- _Description of the task_: The records that follow must be reproduced in full, exactly as written.

- _Collected data entries_:

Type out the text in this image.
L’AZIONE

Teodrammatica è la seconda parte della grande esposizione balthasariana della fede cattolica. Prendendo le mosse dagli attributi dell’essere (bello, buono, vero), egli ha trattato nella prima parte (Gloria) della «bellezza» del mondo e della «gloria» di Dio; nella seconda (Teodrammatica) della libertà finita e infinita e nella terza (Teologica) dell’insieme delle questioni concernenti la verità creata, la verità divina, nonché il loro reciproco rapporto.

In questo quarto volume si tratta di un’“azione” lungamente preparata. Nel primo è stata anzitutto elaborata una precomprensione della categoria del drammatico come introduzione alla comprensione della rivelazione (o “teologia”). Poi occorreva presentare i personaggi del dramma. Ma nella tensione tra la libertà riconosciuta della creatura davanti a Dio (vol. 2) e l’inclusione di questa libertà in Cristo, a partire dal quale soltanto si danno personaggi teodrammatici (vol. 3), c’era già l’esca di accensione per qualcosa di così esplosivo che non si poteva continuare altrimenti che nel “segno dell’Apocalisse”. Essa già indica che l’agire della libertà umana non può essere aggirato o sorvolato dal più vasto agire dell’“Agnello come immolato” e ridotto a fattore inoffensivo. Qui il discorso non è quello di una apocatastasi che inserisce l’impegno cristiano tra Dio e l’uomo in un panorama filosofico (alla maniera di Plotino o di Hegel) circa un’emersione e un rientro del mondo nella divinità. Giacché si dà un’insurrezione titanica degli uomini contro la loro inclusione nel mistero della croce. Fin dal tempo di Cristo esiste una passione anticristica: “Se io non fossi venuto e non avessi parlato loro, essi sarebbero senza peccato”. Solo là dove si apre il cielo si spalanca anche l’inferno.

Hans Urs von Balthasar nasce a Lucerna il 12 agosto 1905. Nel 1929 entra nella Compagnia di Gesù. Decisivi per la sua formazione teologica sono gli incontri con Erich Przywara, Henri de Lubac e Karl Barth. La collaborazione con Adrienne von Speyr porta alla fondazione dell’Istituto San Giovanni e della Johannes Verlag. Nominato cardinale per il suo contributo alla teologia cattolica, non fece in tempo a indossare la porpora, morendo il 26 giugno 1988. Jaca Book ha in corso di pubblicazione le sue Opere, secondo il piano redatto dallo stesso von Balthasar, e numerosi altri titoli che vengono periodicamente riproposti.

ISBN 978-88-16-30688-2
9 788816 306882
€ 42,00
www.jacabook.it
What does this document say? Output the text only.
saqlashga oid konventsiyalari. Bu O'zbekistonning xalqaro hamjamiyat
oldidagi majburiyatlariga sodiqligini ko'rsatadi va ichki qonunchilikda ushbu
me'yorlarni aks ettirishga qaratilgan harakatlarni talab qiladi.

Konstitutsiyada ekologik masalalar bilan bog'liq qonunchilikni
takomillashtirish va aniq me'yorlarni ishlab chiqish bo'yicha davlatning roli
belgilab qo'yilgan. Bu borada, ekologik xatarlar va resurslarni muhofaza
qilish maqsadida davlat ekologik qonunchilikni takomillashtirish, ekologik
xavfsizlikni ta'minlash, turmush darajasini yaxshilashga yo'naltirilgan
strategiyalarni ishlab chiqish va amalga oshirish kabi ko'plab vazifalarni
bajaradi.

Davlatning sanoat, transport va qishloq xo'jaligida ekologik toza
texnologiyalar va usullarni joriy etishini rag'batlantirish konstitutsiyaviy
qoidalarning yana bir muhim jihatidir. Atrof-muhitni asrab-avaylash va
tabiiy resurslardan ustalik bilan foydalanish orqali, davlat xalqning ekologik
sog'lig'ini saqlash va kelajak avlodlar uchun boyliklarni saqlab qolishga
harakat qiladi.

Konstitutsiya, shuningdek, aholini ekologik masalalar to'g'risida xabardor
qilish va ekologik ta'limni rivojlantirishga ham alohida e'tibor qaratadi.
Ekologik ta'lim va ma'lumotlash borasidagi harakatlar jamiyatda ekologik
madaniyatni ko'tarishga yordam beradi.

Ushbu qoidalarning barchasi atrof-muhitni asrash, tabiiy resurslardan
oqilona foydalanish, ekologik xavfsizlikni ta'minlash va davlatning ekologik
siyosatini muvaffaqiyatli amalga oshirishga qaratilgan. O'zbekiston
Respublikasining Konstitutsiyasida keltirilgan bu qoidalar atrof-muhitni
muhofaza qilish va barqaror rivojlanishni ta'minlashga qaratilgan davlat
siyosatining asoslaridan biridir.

- _Task answer_:
Type out the text in this image.
L’AZIONE

Teodrammatica è la seconda parte della grande esposizione balthasariana della fede cattolica. Prendendo le mosse dagli attributi dell’essere (bello, buono, vero), egli ha trattato nella prima parte (Gloria) della «bellezza» del mondo e della «gloria» di Dio; nella seconda (Teodrammatica) della libertà finita e infinita e nella terza (Teologica) dell’insieme delle questioni concernenti la verità creata, la verità divina, nonché il loro reciproco rapporto.

In questo quarto volume si tratta di un’“azione” lungamente preparata. Nel primo è stata anzitutto elaborata una precomprensione della categoria del drammatico come introduzione alla comprensione della rivelazione (o “teologia”). Poi occorreva presentare i personaggi del dramma. Ma nella tensione tra la libertà riconosciuta della creatura davanti a Dio (vol. 2) e l’inclusione di questa libertà in Cristo, a partire dal quale soltanto si danno personaggi teodrammatici (vol. 3), c’era già l’esca di accensione per qualcosa di così esplosivo che non si poteva continuare altrimenti che nel “segno dell’Apocalisse”. Essa già indica che l’agire della libertà umana non può essere aggirato o sorvolato dal più vasto agire dell’“Agnello come immolato” e ridotto a fattore inoffensivo. Qui il discorso non è quello di una apocatastasi che inserisce l’impegno cristiano tra Dio e l’uomo in un panorama filosofico (alla maniera di Plotino o di Hegel) circa un’emersione e un rientro del mondo nella divinità. Giacché si dà un’insurrezione titanica degli uomini contro la loro inclusione nel mistero della croce. Fin dal tempo di Cristo esiste una passione anticristica: “Se io non fossi venuto e non avessi parlato loro, essi sarebbero senza peccato”. Solo là dove si apre il cielo si spalanca anche l’inferno.

Hans Urs von Balthasar nasce a Lucerna il 12 agosto 1905. Nel 1929 entra nella Compagnia di Gesù. Decisivi per la sua formazione teologica sono gli incontri con Erich Przywara, Henri de Lubac e Karl Barth. La collaborazione con Adrienne von Speyr porta alla fondazione dell’Istituto San Giovanni e della Johannes Verlag. Nominato cardinale per il suo contributo alla teologia cattolica, non fece in tempo a indossare la porpora, morendo il 26 giugno 1988. Jaca Book ha in corso di pubblicazione le sue Opere, secondo il piano redatto dallo stesso von Balthasar, e numerosi altri titoli che vengono periodicamente riproposti.

ISBN 978-88-16-30688-2
9 788816 306882
€ 42,00
www.jacabook.it
What does this document say? Output the text only.
saqlashga oid konventsiyalari. Bu O'zbekistonning xalqaro hamjamiyat
oldidagi majburiyatlariga sodiqligini ko'rsatadi va ichki qonunchilikda ushbu
me'yorlarni aks ettirishga qaratilgan harakatlarni talab qiladi.

Konstitutsiyada ekologik masalalar bilan bog'liq qonunchilikni
takomillashtirish va aniq me'yorlarni ishlab chiqish bo'yicha davlatning roli
belgilab qo'yilgan. Bu borada, ekologik xatarlar va resurslarni muhofaza
qilish maqsadida davlat ekologik qonunchilikni takomillashtirish, ekologik
xavfsizlikni ta'minlash, turmush darajasini yaxshilashga yo'naltirilgan
strategiyalarni ishlab chiqish va amalga oshirish kabi ko'plab vazifalarni
bajaradi.

Davlatning sanoat, transport va qishloq xo'jaligida ekologik toza
texnologiyalar va usullarni joriy etishini rag'batlantirish konstitutsiyaviy
qoidalarning yana bir muhim jihatidir. Atrof-muhitni asrab-avaylash va
tabiiy resurslardan ustalik bilan foydalanish orqali, davlat xalqning ekologik
sog'lig'ini saqlash va kelajak avlodlar uchun boyliklarni saqlab qolishga
harakat qiladi.

Konstitutsiya, shuningdek, aholini ekologik masalalar to'g'risida xabardor
qilish va ekologik ta'limni rivojlantirishga ham alohida e'tibor qaratadi.
Ekologik ta'lim va ma'lumotlash borasidagi harakatlar jamiyatda ekologik
madaniyatni ko'tarishga yordam beradi.

Ushbu qoidalarning barchasi atrof-muhitni asrash, tabiiy resurslardan
oqilona foydalanish, ekologik xavfsizlikni ta'minlash va davlatning ekologik
siyosatini muvaffaqiyatli amalga oshirishga qaratilgan. O'zbekiston
Respublikasining Konstitutsiyasida keltirilgan bu qoidalar atrof-muhitni
muhofaza qilish va barqaror rivojlanishni ta'minlashga qaratilgan davlat
siyosatining asoslaridan biridir.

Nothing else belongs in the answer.